## PROMPT
Go through the entries one line at a time, and gather every line that has the word "etiam".

[Records from a data source]
"""
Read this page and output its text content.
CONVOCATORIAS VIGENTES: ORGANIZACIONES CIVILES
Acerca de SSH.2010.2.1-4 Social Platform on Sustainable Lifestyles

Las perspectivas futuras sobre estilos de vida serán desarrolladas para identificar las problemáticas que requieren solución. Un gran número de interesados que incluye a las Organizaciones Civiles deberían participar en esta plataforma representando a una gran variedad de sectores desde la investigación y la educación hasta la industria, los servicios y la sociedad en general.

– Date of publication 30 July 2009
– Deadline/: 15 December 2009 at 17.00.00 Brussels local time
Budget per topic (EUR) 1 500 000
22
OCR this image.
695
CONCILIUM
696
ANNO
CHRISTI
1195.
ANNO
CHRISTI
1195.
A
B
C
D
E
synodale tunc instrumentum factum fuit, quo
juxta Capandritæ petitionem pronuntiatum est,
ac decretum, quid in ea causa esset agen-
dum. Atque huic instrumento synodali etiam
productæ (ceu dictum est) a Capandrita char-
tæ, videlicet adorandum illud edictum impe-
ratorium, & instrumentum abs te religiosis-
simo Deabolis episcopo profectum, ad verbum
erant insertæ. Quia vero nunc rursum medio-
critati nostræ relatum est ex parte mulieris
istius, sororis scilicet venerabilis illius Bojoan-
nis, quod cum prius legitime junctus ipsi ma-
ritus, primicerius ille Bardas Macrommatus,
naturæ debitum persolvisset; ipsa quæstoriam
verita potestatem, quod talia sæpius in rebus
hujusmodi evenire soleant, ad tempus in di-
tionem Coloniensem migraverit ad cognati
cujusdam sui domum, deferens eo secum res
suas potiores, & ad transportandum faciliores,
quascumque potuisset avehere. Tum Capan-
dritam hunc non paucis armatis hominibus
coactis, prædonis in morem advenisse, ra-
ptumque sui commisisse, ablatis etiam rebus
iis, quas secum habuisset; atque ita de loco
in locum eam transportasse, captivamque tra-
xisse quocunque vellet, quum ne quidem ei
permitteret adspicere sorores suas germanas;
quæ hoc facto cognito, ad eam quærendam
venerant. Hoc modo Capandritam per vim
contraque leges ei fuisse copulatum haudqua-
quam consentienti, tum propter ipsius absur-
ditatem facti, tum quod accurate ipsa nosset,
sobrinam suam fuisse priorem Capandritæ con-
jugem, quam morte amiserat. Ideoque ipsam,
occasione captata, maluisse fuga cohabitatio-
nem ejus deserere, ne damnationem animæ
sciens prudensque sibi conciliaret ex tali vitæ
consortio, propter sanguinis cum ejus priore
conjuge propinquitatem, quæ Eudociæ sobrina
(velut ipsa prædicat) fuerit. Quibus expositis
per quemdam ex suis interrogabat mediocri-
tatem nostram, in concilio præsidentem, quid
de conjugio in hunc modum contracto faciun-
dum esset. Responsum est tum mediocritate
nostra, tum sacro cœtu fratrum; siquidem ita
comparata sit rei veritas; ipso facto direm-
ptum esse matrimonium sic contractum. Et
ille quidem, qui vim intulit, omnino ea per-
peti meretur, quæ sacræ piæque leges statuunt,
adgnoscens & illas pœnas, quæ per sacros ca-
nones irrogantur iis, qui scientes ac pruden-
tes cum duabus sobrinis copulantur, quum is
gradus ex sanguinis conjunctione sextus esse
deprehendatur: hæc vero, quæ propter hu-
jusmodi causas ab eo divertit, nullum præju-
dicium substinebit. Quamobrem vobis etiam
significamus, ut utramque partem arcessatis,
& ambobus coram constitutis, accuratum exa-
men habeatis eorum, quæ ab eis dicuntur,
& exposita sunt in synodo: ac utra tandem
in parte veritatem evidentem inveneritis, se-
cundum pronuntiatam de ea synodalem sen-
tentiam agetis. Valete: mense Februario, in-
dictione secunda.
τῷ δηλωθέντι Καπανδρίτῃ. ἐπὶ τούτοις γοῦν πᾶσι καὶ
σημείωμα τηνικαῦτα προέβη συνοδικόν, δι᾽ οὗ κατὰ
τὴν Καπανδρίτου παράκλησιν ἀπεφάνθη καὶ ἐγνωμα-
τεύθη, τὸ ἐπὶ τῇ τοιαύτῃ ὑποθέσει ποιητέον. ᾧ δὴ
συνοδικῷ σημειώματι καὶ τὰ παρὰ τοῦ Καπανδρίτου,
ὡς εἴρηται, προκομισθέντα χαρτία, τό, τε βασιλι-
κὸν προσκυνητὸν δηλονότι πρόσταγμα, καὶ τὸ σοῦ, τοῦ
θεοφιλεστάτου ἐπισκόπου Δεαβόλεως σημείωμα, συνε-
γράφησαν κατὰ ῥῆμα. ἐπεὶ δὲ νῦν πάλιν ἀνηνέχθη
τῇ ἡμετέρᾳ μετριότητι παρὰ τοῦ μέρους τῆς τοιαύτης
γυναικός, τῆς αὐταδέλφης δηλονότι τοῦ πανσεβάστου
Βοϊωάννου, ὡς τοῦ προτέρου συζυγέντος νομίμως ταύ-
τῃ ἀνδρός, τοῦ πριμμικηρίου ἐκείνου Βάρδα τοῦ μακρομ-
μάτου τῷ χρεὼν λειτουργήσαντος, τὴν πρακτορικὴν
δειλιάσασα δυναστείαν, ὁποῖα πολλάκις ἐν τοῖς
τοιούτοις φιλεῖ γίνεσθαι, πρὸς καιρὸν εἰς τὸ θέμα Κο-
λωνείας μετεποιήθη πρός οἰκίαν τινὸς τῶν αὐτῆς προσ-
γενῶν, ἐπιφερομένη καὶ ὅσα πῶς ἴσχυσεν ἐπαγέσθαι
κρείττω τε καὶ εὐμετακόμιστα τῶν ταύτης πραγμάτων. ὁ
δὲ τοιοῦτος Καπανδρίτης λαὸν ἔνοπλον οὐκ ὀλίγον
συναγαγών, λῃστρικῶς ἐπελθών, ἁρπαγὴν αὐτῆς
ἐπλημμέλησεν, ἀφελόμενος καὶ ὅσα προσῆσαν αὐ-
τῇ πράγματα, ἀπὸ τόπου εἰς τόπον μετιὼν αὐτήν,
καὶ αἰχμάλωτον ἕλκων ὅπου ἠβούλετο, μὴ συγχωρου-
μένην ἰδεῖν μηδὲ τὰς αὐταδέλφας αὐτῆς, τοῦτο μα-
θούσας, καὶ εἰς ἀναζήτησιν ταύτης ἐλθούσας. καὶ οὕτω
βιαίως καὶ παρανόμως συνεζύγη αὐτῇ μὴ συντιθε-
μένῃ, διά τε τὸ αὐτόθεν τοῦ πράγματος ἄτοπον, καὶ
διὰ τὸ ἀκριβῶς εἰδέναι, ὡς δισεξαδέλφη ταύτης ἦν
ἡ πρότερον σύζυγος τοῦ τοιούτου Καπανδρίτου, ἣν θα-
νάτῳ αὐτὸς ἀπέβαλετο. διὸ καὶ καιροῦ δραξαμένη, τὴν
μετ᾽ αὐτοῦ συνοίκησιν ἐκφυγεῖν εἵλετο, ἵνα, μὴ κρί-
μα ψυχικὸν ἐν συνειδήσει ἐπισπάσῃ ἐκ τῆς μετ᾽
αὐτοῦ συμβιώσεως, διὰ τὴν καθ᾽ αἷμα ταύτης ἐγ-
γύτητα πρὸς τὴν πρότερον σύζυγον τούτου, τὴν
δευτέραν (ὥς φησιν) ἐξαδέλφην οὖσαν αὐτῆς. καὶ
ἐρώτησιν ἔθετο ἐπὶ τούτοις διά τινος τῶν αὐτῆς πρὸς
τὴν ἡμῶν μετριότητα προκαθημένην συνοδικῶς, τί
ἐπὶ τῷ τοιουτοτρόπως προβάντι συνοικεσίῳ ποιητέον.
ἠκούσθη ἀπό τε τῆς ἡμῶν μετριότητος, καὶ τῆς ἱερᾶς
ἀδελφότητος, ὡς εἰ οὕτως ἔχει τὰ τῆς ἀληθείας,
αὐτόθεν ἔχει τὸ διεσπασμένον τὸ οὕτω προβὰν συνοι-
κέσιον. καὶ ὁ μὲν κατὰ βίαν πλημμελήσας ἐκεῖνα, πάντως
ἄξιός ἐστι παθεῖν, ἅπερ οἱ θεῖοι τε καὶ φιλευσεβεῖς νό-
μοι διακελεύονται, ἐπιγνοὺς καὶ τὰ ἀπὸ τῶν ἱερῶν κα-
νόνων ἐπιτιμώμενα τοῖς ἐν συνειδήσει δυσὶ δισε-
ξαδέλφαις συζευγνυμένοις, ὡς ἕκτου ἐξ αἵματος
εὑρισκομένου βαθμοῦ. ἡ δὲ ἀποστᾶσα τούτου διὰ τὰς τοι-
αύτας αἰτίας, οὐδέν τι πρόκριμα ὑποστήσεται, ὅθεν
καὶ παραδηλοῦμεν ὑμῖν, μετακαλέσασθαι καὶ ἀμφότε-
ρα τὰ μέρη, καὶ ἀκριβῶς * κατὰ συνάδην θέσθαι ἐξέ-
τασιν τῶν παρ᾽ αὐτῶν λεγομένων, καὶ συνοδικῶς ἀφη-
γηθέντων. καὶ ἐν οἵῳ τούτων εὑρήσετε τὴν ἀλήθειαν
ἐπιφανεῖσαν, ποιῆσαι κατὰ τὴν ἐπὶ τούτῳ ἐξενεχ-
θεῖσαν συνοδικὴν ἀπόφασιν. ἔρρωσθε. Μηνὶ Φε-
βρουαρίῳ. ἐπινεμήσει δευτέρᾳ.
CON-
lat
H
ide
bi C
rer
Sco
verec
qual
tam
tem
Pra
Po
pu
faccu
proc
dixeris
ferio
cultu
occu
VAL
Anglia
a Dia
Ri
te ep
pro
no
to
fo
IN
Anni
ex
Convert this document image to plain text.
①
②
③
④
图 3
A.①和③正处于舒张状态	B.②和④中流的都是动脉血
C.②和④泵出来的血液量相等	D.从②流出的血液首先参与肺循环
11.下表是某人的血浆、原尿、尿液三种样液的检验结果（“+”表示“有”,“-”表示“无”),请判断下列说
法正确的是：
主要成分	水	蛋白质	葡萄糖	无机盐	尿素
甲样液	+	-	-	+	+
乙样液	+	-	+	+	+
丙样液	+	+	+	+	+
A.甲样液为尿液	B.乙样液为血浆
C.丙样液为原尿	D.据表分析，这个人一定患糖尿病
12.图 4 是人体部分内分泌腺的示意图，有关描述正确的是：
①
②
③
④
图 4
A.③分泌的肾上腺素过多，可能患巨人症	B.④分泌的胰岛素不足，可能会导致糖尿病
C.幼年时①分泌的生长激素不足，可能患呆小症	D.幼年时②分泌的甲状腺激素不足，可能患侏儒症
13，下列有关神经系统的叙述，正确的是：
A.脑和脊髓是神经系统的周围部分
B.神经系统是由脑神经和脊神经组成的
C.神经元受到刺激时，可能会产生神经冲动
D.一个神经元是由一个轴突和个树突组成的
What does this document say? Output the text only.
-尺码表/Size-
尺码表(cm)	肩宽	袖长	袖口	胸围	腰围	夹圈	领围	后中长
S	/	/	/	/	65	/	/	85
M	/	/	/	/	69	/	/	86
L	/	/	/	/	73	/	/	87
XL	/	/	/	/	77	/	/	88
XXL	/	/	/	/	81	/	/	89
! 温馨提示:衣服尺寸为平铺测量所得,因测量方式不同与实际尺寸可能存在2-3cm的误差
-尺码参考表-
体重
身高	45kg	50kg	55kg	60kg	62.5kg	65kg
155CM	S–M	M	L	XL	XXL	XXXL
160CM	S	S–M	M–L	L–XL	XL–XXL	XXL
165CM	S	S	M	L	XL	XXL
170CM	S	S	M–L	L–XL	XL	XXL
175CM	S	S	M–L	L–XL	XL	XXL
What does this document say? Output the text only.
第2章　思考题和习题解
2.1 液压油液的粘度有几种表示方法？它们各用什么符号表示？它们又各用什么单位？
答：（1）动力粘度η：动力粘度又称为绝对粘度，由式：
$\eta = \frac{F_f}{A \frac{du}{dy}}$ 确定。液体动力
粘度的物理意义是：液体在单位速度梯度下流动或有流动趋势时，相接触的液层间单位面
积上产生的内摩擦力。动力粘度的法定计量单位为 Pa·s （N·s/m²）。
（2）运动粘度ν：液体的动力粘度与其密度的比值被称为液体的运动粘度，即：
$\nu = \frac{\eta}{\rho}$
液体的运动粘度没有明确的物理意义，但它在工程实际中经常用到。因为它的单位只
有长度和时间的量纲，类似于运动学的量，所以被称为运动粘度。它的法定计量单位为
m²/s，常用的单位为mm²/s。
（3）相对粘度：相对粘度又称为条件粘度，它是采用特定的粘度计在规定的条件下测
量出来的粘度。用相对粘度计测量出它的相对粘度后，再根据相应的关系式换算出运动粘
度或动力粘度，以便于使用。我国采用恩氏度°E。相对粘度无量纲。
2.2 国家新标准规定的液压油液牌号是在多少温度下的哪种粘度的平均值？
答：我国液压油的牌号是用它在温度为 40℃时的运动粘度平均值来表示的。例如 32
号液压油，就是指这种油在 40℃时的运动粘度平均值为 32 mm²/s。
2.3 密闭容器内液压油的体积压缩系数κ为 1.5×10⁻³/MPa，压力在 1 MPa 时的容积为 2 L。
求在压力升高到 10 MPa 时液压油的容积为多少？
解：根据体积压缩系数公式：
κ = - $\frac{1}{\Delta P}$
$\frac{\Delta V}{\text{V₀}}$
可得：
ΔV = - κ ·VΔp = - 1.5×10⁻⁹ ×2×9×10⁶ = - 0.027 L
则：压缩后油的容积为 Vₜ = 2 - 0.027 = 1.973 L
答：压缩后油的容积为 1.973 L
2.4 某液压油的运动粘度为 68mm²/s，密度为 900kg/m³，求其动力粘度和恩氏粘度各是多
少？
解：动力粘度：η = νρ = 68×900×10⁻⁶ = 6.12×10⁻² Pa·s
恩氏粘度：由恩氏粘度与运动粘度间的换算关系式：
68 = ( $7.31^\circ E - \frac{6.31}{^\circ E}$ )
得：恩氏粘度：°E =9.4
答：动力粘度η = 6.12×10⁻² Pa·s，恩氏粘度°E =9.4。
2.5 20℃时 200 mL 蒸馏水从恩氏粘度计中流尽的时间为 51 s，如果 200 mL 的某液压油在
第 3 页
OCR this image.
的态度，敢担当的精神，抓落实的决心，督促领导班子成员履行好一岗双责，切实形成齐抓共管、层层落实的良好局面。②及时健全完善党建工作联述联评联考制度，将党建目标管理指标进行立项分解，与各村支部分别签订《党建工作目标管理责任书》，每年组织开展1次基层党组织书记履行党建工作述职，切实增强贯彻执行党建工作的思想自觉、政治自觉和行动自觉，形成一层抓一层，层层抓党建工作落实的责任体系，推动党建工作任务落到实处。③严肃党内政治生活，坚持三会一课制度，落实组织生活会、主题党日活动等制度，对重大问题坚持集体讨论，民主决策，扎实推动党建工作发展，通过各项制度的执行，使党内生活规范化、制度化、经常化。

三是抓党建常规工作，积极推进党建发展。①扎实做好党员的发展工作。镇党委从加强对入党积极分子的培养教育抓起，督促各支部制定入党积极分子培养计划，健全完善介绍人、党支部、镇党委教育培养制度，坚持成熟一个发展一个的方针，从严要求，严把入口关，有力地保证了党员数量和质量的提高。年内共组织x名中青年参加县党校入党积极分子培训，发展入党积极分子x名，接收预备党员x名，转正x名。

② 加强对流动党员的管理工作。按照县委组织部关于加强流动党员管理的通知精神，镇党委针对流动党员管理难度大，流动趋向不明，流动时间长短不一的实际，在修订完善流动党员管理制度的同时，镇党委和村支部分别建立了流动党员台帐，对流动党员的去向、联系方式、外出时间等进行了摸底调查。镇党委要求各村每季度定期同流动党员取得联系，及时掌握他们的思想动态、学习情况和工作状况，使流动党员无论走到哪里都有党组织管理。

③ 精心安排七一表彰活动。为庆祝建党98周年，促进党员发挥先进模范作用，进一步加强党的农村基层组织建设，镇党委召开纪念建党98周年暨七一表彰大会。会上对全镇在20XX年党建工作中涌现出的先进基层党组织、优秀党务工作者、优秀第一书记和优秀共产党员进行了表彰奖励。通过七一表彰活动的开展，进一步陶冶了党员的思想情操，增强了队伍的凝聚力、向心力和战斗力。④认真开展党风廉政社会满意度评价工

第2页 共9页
"""
## TASK OUTPUT
dum. Atque huic instrumento synodali etiam
ptumque sui commisisse, ablatis etiam rebus
dicium substinebit. Quamobrem vobis etiam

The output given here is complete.